**Exercise prompt:** Copy each of the following rows word for word, with no changes.

**Supplied information:**
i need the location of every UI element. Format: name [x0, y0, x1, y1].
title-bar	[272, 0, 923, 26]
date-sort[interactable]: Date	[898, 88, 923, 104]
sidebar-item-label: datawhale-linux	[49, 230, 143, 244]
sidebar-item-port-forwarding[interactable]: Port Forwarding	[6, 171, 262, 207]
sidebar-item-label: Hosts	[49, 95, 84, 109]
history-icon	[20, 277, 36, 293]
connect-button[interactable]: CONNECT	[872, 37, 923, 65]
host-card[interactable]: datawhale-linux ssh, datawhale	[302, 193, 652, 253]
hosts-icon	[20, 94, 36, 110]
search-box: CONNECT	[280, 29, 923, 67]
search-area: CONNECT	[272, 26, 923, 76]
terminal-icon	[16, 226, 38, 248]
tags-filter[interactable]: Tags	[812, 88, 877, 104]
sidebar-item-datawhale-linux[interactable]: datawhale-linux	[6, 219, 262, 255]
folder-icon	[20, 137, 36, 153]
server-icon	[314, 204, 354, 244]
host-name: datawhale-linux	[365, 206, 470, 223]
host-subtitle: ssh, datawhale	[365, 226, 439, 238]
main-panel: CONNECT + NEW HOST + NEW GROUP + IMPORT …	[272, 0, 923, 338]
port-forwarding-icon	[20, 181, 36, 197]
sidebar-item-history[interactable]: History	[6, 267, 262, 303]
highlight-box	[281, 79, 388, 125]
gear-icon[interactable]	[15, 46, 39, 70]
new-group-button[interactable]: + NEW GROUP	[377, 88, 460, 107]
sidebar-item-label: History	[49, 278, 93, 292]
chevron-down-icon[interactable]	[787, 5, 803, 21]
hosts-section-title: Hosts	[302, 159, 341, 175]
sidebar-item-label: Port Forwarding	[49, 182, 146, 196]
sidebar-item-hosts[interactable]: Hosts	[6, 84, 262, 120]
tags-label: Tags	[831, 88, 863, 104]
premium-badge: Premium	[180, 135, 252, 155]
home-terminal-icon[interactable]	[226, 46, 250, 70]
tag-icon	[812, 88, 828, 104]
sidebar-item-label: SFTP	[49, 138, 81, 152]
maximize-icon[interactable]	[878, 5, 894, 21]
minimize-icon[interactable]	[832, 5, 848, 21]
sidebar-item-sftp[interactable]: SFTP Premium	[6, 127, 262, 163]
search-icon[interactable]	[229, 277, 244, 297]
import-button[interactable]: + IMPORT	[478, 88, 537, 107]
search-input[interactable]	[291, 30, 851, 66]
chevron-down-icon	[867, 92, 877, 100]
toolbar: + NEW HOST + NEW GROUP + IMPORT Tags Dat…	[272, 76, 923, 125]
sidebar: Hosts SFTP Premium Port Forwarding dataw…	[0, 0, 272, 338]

**Answer to this exercise:**
i need the location of every UI element. Format: name [x0, y0, x1, y1].
title-bar	[272, 0, 923, 26]
date-sort[interactable]: Date	[898, 88, 923, 104]
sidebar-item-label: datawhale-linux	[49, 230, 143, 244]
sidebar-item-port-forwarding[interactable]: Port Forwarding	[6, 171, 262, 207]
sidebar-item-label: Hosts	[49, 95, 84, 109]
history-icon	[20, 277, 36, 293]
connect-button[interactable]: CONNECT	[872, 37, 923, 65]
host-card[interactable]: datawhale-linux ssh, datawhale	[302, 193, 652, 253]
hosts-icon	[20, 94, 36, 110]
search-box: CONNECT	[280, 29, 923, 67]
search-area: CONNECT	[272, 26, 923, 76]
terminal-icon	[16, 226, 38, 248]
tags-filter[interactable]: Tags	[812, 88, 877, 104]
sidebar-item-datawhale-linux[interactable]: datawhale-linux	[6, 219, 262, 255]
folder-icon	[20, 137, 36, 153]
server-icon	[314, 204, 354, 244]
host-name: datawhale-linux	[365, 206, 470, 223]
host-subtitle: ssh, datawhale	[365, 226, 439, 238]
main-panel: CONNECT + NEW HOST + NEW GROUP + IMPORT …	[272, 0, 923, 338]
port-forwarding-icon	[20, 181, 36, 197]
sidebar-item-history[interactable]: History	[6, 267, 262, 303]
highlight-box	[281, 79, 388, 125]
gear-icon[interactable]	[15, 46, 39, 70]
new-group-button[interactable]: + NEW GROUP	[377, 88, 460, 107]
sidebar-item-label: History	[49, 278, 93, 292]
chevron-down-icon[interactable]	[787, 5, 803, 21]
hosts-section-title: Hosts	[302, 159, 341, 175]
sidebar-item-label: Port Forwarding	[49, 182, 146, 196]
sidebar-item-hosts[interactable]: Hosts	[6, 84, 262, 120]
tags-label: Tags	[831, 88, 863, 104]
premium-badge: Premium	[180, 135, 252, 155]
home-terminal-icon[interactable]	[226, 46, 250, 70]
tag-icon	[812, 88, 828, 104]
sidebar-item-label: SFTP	[49, 138, 81, 152]
maximize-icon[interactable]	[878, 5, 894, 21]
minimize-icon[interactable]	[832, 5, 848, 21]
sidebar-item-sftp[interactable]: SFTP Premium	[6, 127, 262, 163]
search-icon[interactable]	[229, 277, 244, 297]
import-button[interactable]: + IMPORT	[478, 88, 537, 107]
search-input[interactable]	[291, 30, 851, 66]
chevron-down-icon	[867, 92, 877, 100]
toolbar: + NEW HOST + NEW GROUP + IMPORT Tags Dat…	[272, 76, 923, 125]
sidebar: Hosts SFTP Premium Port Forwarding dataw…	[0, 0, 272, 338]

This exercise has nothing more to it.